Source records
◇ ◇ ◇ ◇ ◇

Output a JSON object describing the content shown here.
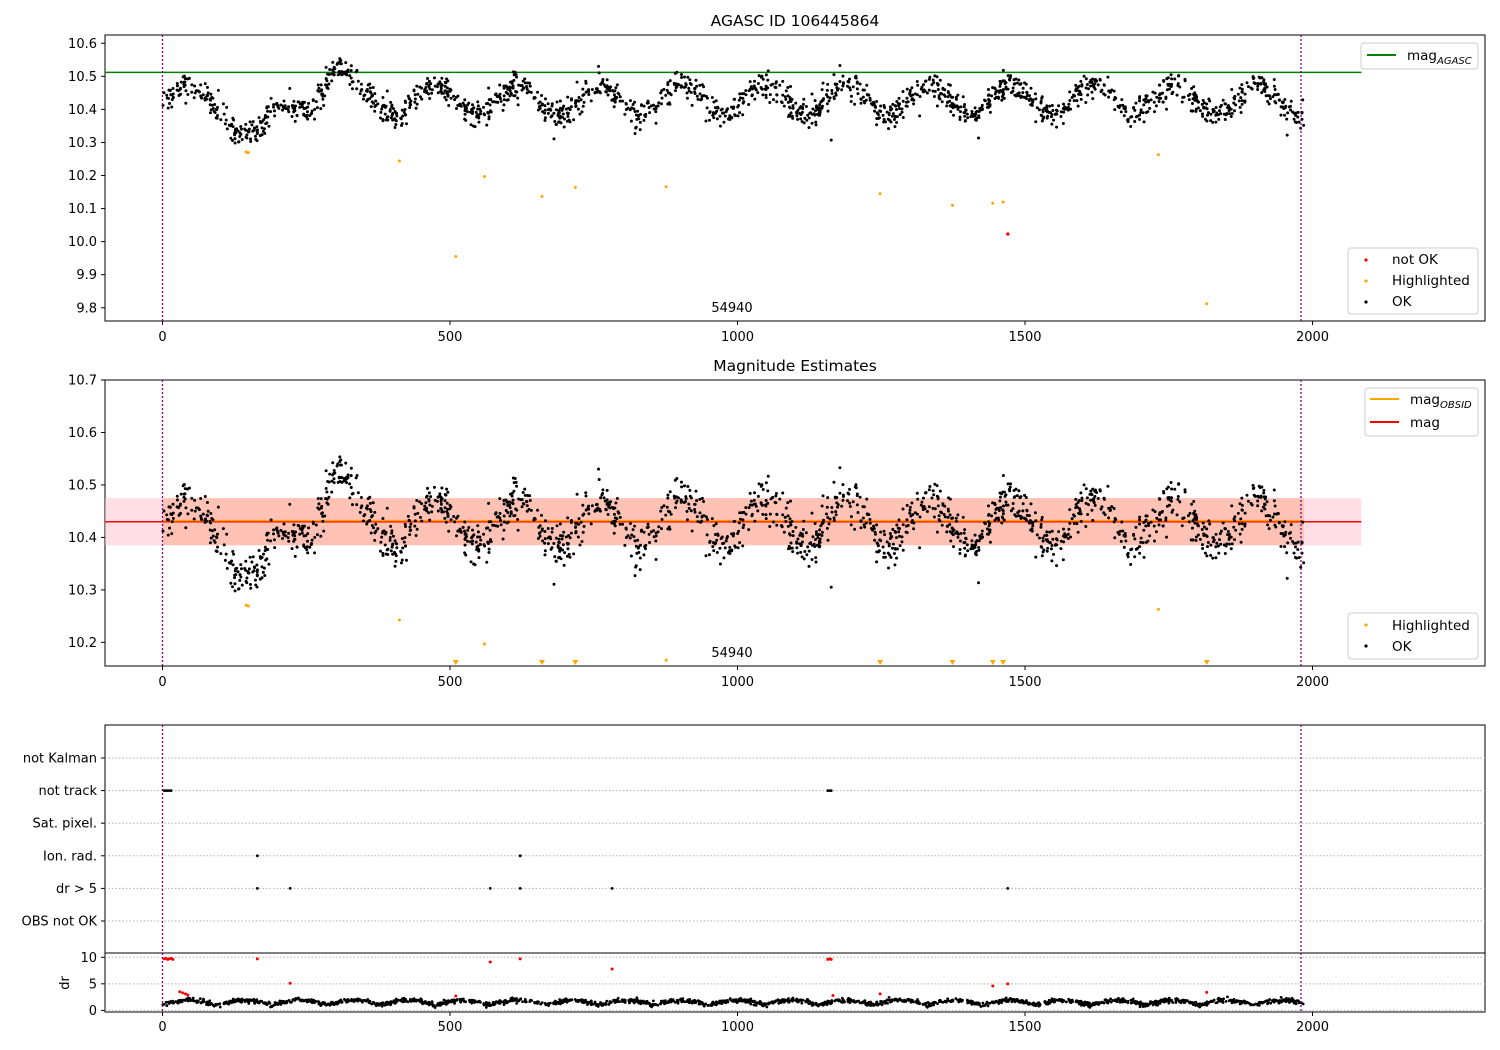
{
  "chart_data": [
    {
      "type": "scatter",
      "title": "AGASC ID 106445864",
      "annotation": "54940",
      "x_range": [
        -100,
        2300
      ],
      "ylim": [
        9.76,
        10.625
      ],
      "x_ticks": [
        0,
        500,
        1000,
        1500,
        2000
      ],
      "y_ticks": [
        9.8,
        9.9,
        10.0,
        10.1,
        10.2,
        10.3,
        10.4,
        10.5,
        10.6
      ],
      "y_tick_labels": [
        "9.8",
        "9.9",
        "10.0",
        "10.1",
        "10.2",
        "10.3",
        "10.4",
        "10.5",
        "10.6"
      ],
      "x_tick_labels": [
        "0",
        "500",
        "1000",
        "1500",
        "2000"
      ],
      "vlines": [
        0,
        1980
      ],
      "hline": {
        "label_main": "mag",
        "label_sub": "AGASC",
        "y": 10.512,
        "x_end": 2085,
        "color": "#008000"
      },
      "legend_lines": [
        {
          "main": "mag",
          "sub": "AGASC"
        }
      ],
      "legend_points": [
        {
          "label": "not OK",
          "color": "#ff0000"
        },
        {
          "label": "Highlighted",
          "color": "#ffa500"
        },
        {
          "label": "OK",
          "color": "#000000"
        }
      ],
      "highlighted_points": [
        [
          412,
          10.244
        ],
        [
          560,
          10.197
        ],
        [
          660,
          10.137
        ],
        [
          718,
          10.164
        ],
        [
          876,
          10.166
        ],
        [
          1248,
          10.145
        ],
        [
          1374,
          10.11
        ],
        [
          1444,
          10.116
        ],
        [
          1462,
          10.12
        ],
        [
          1732,
          10.263
        ],
        [
          1816,
          9.812
        ],
        [
          510,
          9.955
        ]
      ],
      "not_ok_points": [
        [
          1470,
          10.023
        ]
      ],
      "outlier_points": [
        [
          1163,
          10.307
        ],
        [
          1956,
          10.322
        ]
      ],
      "series_model": {
        "x_range": [
          0,
          1985
        ],
        "n_points": 1800,
        "mean": 10.43,
        "dip_center": 165,
        "dip_depth": 0.12,
        "bump_center": 295,
        "bump_height": 0.09,
        "period": 143,
        "amplitude": 0.045,
        "noise": 0.02
      }
    },
    {
      "type": "scatter",
      "title": "Magnitude Estimates",
      "annotation": "54940",
      "x_range": [
        -100,
        2300
      ],
      "ylim": [
        10.155,
        10.7
      ],
      "x_ticks": [
        0,
        500,
        1000,
        1500,
        2000
      ],
      "x_tick_labels": [
        "0",
        "500",
        "1000",
        "1500",
        "2000"
      ],
      "y_ticks": [
        10.2,
        10.3,
        10.4,
        10.5,
        10.6,
        10.7
      ],
      "y_tick_labels": [
        "10.2",
        "10.3",
        "10.4",
        "10.5",
        "10.6",
        "10.7"
      ],
      "vlines": [
        0,
        1980
      ],
      "legend_lines": [
        {
          "main": "mag",
          "sub": "OBSID",
          "color": "#ffa500"
        },
        {
          "main": "mag",
          "sub": "",
          "color": "#ff0000"
        }
      ],
      "legend_points": [
        {
          "label": "Highlighted",
          "color": "#ffa500"
        },
        {
          "label": "OK",
          "color": "#000000"
        }
      ],
      "mag_line": {
        "y": 10.43,
        "x_end": 2085,
        "color": "#ff0000"
      },
      "mag_obsid_line": {
        "y": 10.432,
        "x_start": 0,
        "x_end": 1985,
        "color": "#ffa500"
      },
      "band_outer": {
        "y0": 10.385,
        "y1": 10.475,
        "x_end": 2085,
        "color": "#ffc0cb"
      },
      "band_inner": {
        "y0": 10.385,
        "y1": 10.475,
        "x_start": 0,
        "x_end": 1985,
        "color": "#ffa07a"
      },
      "highlighted_points": [
        [
          412,
          10.243
        ],
        [
          560,
          10.197
        ],
        [
          876,
          10.166
        ],
        [
          1732,
          10.263
        ]
      ],
      "highlighted_triangles": [
        510,
        660,
        718,
        1248,
        1374,
        1444,
        1462,
        1816
      ],
      "outlier_points": [
        [
          1163,
          10.305
        ],
        [
          1956,
          10.322
        ]
      ]
    },
    {
      "type": "scatter",
      "flag_rows": [
        "not Kalman",
        "not track",
        "Sat. pixel.",
        "Ion. rad.",
        "dr > 5",
        "OBS not OK"
      ],
      "flag_points": {
        "not track": [
          3,
          6,
          9,
          12,
          15,
          1157,
          1160,
          1163
        ],
        "Ion. rad.": [
          165,
          622
        ],
        "dr > 5": [
          165,
          222,
          570,
          622,
          782,
          1470
        ]
      },
      "dr_axis": {
        "ylabel": "dr",
        "y_ticks": [
          0,
          5,
          10
        ],
        "y_tick_labels": [
          "0",
          "5",
          "10"
        ],
        "ylim": [
          -0.3,
          10.8
        ]
      },
      "x_range": [
        -100,
        2300
      ],
      "x_ticks": [
        0,
        500,
        1000,
        1500,
        2000
      ],
      "x_tick_labels": [
        "0",
        "500",
        "1000",
        "1500",
        "2000"
      ],
      "vlines": [
        0,
        1980
      ],
      "dr_red_points": [
        [
          3,
          9.7
        ],
        [
          6,
          9.8
        ],
        [
          9,
          9.6
        ],
        [
          12,
          9.7
        ],
        [
          15,
          9.8
        ],
        [
          18,
          9.6
        ],
        [
          165,
          9.7
        ],
        [
          222,
          5.1
        ],
        [
          570,
          9.1
        ],
        [
          622,
          9.7
        ],
        [
          782,
          7.8
        ],
        [
          1157,
          9.6
        ],
        [
          1160,
          9.7
        ],
        [
          1163,
          9.6
        ],
        [
          1166,
          2.8
        ],
        [
          1248,
          3.1
        ],
        [
          1444,
          4.6
        ],
        [
          1470,
          5.0
        ],
        [
          1816,
          3.4
        ],
        [
          30,
          3.5
        ],
        [
          35,
          3.3
        ],
        [
          40,
          3.1
        ],
        [
          44,
          2.9
        ],
        [
          510,
          2.7
        ]
      ],
      "dr_model": {
        "x_range": [
          0,
          1985
        ],
        "n_points": 1800,
        "base": 1.0,
        "amplitude": 0.9,
        "period": 95
      }
    }
  ]
}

◇ ◇ ◇ ◇ ◇

> **Description of the task**: Extract every line above that contains the word "title".

> **Finished answer**:
      "title": "AGASC ID 106445864",
      "title": "Magnitude Estimates",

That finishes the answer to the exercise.